(OBJECTIVE) Repeat the entire listing exactly.

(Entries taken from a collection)
:::

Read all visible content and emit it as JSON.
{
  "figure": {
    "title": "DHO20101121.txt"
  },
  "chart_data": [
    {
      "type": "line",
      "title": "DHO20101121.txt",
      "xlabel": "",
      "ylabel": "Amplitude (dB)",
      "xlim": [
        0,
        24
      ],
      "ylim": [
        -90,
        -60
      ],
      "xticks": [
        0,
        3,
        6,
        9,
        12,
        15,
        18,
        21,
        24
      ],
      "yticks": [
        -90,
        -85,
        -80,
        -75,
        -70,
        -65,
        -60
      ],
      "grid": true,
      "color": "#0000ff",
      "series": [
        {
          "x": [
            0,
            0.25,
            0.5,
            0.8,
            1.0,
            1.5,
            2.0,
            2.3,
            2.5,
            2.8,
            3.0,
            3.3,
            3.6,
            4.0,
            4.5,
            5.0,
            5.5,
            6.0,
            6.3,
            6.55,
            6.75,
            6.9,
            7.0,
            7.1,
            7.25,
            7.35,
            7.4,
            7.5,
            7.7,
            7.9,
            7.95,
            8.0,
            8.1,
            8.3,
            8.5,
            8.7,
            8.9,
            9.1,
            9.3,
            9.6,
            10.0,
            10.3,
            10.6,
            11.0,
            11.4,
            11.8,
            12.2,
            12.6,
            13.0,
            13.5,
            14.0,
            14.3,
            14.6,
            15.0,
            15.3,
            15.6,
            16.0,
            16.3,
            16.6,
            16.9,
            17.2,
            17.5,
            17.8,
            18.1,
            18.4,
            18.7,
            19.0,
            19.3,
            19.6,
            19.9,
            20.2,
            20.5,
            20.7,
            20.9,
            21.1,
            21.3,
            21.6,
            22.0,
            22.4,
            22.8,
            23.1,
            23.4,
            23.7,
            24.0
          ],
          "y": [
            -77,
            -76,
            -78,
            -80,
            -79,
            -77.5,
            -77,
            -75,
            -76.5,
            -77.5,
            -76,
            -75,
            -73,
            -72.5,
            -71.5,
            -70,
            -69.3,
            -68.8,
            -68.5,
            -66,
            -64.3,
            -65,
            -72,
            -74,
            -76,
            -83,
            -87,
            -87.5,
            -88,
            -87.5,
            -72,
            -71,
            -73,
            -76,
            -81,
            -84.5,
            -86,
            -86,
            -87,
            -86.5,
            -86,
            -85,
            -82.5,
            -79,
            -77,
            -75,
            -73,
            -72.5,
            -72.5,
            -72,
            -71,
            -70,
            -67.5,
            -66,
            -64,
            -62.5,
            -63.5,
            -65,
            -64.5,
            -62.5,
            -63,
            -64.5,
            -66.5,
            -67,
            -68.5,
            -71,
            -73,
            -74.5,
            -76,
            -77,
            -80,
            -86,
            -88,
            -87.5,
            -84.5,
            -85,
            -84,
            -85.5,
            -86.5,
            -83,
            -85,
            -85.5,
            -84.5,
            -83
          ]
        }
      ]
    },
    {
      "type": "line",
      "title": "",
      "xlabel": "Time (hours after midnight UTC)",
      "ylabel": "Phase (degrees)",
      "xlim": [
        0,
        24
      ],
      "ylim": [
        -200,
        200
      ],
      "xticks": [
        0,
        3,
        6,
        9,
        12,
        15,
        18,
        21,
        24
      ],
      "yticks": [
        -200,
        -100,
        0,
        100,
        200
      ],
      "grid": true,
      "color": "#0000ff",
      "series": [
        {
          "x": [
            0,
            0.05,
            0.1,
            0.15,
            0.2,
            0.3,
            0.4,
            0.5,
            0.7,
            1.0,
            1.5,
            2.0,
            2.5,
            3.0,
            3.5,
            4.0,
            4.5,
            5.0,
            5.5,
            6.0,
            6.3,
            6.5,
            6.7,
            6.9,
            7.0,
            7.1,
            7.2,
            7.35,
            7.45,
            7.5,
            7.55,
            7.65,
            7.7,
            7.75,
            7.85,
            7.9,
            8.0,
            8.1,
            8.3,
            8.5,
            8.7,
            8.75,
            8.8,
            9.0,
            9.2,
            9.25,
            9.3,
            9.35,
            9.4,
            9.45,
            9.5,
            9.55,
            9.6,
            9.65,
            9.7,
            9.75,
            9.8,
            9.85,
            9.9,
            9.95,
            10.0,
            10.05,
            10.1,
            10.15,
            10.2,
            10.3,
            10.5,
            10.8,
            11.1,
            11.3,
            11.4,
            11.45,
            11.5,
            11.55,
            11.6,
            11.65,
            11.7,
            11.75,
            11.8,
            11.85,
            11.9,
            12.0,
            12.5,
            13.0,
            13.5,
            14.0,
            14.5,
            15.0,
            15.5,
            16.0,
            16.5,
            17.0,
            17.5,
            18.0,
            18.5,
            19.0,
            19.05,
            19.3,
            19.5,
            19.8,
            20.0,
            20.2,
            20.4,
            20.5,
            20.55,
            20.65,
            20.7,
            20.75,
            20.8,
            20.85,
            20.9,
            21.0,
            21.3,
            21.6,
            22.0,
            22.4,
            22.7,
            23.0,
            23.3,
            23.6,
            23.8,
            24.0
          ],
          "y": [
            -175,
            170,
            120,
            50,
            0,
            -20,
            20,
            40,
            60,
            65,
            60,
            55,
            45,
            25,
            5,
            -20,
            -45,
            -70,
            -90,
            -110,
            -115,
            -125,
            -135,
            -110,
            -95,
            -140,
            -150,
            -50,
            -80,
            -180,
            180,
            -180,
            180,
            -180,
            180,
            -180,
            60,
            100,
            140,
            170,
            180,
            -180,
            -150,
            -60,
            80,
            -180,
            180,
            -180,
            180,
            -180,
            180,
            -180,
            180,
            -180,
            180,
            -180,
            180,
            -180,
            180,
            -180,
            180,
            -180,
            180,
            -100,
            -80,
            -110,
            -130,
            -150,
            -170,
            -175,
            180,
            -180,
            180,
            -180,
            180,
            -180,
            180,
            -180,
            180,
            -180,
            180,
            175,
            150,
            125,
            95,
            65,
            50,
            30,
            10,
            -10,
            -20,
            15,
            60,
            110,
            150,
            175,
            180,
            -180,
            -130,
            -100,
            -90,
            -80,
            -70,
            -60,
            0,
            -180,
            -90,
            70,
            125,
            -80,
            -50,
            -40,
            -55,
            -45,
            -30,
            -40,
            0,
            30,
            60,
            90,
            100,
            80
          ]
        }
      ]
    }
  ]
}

:::

(SOLUTION FOR THIS PROBLEM)
Read all visible content and emit it as JSON.
{
  "figure": {
    "title": "DHO20101121.txt"
  },
  "chart_data": [
    {
      "type": "line",
      "title": "DHO20101121.txt",
      "xlabel": "",
      "ylabel": "Amplitude (dB)",
      "xlim": [
        0,
        24
      ],
      "ylim": [
        -90,
        -60
      ],
      "xticks": [
        0,
        3,
        6,
        9,
        12,
        15,
        18,
        21,
        24
      ],
      "yticks": [
        -90,
        -85,
        -80,
        -75,
        -70,
        -65,
        -60
      ],
      "grid": true,
      "color": "#0000ff",
      "series": [
        {
          "x": [
            0,
            0.25,
            0.5,
            0.8,
            1.0,
            1.5,
            2.0,
            2.3,
            2.5,
            2.8,
            3.0,
            3.3,
            3.6,
            4.0,
            4.5,
            5.0,
            5.5,
            6.0,
            6.3,
            6.55,
            6.75,
            6.9,
            7.0,
            7.1,
            7.25,
            7.35,
            7.4,
            7.5,
            7.7,
            7.9,
            7.95,
            8.0,
            8.1,
            8.3,
            8.5,
            8.7,
            8.9,
            9.1,
            9.3,
            9.6,
            10.0,
            10.3,
            10.6,
            11.0,
            11.4,
            11.8,
            12.2,
            12.6,
            13.0,
            13.5,
            14.0,
            14.3,
            14.6,
            15.0,
            15.3,
            15.6,
            16.0,
            16.3,
            16.6,
            16.9,
            17.2,
            17.5,
            17.8,
            18.1,
            18.4,
            18.7,
            19.0,
            19.3,
            19.6,
            19.9,
            20.2,
            20.5,
            20.7,
            20.9,
            21.1,
            21.3,
            21.6,
            22.0,
            22.4,
            22.8,
            23.1,
            23.4,
            23.7,
            24.0
          ],
          "y": [
            -77,
            -76,
            -78,
            -80,
            -79,
            -77.5,
            -77,
            -75,
            -76.5,
            -77.5,
            -76,
            -75,
            -73,
            -72.5,
            -71.5,
            -70,
            -69.3,
            -68.8,
            -68.5,
            -66,
            -64.3,
            -65,
            -72,
            -74,
            -76,
            -83,
            -87,
            -87.5,
            -88,
            -87.5,
            -72,
            -71,
            -73,
            -76,
            -81,
            -84.5,
            -86,
            -86,
            -87,
            -86.5,
            -86,
            -85,
            -82.5,
            -79,
            -77,
            -75,
            -73,
            -72.5,
            -72.5,
            -72,
            -71,
            -70,
            -67.5,
            -66,
            -64,
            -62.5,
            -63.5,
            -65,
            -64.5,
            -62.5,
            -63,
            -64.5,
            -66.5,
            -67,
            -68.5,
            -71,
            -73,
            -74.5,
            -76,
            -77,
            -80,
            -86,
            -88,
            -87.5,
            -84.5,
            -85,
            -84,
            -85.5,
            -86.5,
            -83,
            -85,
            -85.5,
            -84.5,
            -83
          ]
        }
      ]
    },
    {
      "type": "line",
      "title": "",
      "xlabel": "Time (hours after midnight UTC)",
      "ylabel": "Phase (degrees)",
      "xlim": [
        0,
        24
      ],
      "ylim": [
        -200,
        200
      ],
      "xticks": [
        0,
        3,
        6,
        9,
        12,
        15,
        18,
        21,
        24
      ],
      "yticks": [
        -200,
        -100,
        0,
        100,
        200
      ],
      "grid": true,
      "color": "#0000ff",
      "series": [
        {
          "x": [
            0,
            0.05,
            0.1,
            0.15,
            0.2,
            0.3,
            0.4,
            0.5,
            0.7,
            1.0,
            1.5,
            2.0,
            2.5,
            3.0,
            3.5,
            4.0,
            4.5,
            5.0,
            5.5,
            6.0,
            6.3,
            6.5,
            6.7,
            6.9,
            7.0,
            7.1,
            7.2,
            7.35,
            7.45,
            7.5,
            7.55,
            7.65,
            7.7,
            7.75,
            7.85,
            7.9,
            8.0,
            8.1,
            8.3,
            8.5,
            8.7,
            8.75,
            8.8,
            9.0,
            9.2,
            9.25,
            9.3,
            9.35,
            9.4,
            9.45,
            9.5,
            9.55,
            9.6,
            9.65,
            9.7,
            9.75,
            9.8,
            9.85,
            9.9,
            9.95,
            10.0,
            10.05,
            10.1,
            10.15,
            10.2,
            10.3,
            10.5,
            10.8,
            11.1,
            11.3,
            11.4,
            11.45,
            11.5,
            11.55,
            11.6,
            11.65,
            11.7,
            11.75,
            11.8,
            11.85,
            11.9,
            12.0,
            12.5,
            13.0,
            13.5,
            14.0,
            14.5,
            15.0,
            15.5,
            16.0,
            16.5,
            17.0,
            17.5,
            18.0,
            18.5,
            19.0,
            19.05,
            19.3,
            19.5,
            19.8,
            20.0,
            20.2,
            20.4,
            20.5,
            20.55,
            20.65,
            20.7,
            20.75,
            20.8,
            20.85,
            20.9,
            21.0,
            21.3,
            21.6,
            22.0,
            22.4,
            22.7,
            23.0,
            23.3,
            23.6,
            23.8,
            24.0
          ],
          "y": [
            -175,
            170,
            120,
            50,
            0,
            -20,
            20,
            40,
            60,
            65,
            60,
            55,
            45,
            25,
            5,
            -20,
            -45,
            -70,
            -90,
            -110,
            -115,
            -125,
            -135,
            -110,
            -95,
            -140,
            -150,
            -50,
            -80,
            -180,
            180,
            -180,
            180,
            -180,
            180,
            -180,
            60,
            100,
            140,
            170,
            180,
            -180,
            -150,
            -60,
            80,
            -180,
            180,
            -180,
            180,
            -180,
            180,
            -180,
            180,
            -180,
            180,
            -180,
            180,
            -180,
            180,
            -180,
            180,
            -180,
            180,
            -100,
            -80,
            -110,
            -130,
            -150,
            -170,
            -175,
            180,
            -180,
            180,
            -180,
            180,
            -180,
            180,
            -180,
            180,
            -180,
            180,
            175,
            150,
            125,
            95,
            65,
            50,
            30,
            10,
            -10,
            -20,
            15,
            60,
            110,
            150,
            175,
            180,
            -180,
            -130,
            -100,
            -90,
            -80,
            -70,
            -60,
            0,
            -180,
            -90,
            70,
            125,
            -80,
            -50,
            -40,
            -55,
            -45,
            -30,
            -40,
            0,
            30,
            60,
            90,
            100,
            80
          ]
        }
      ]
    }
  ]
}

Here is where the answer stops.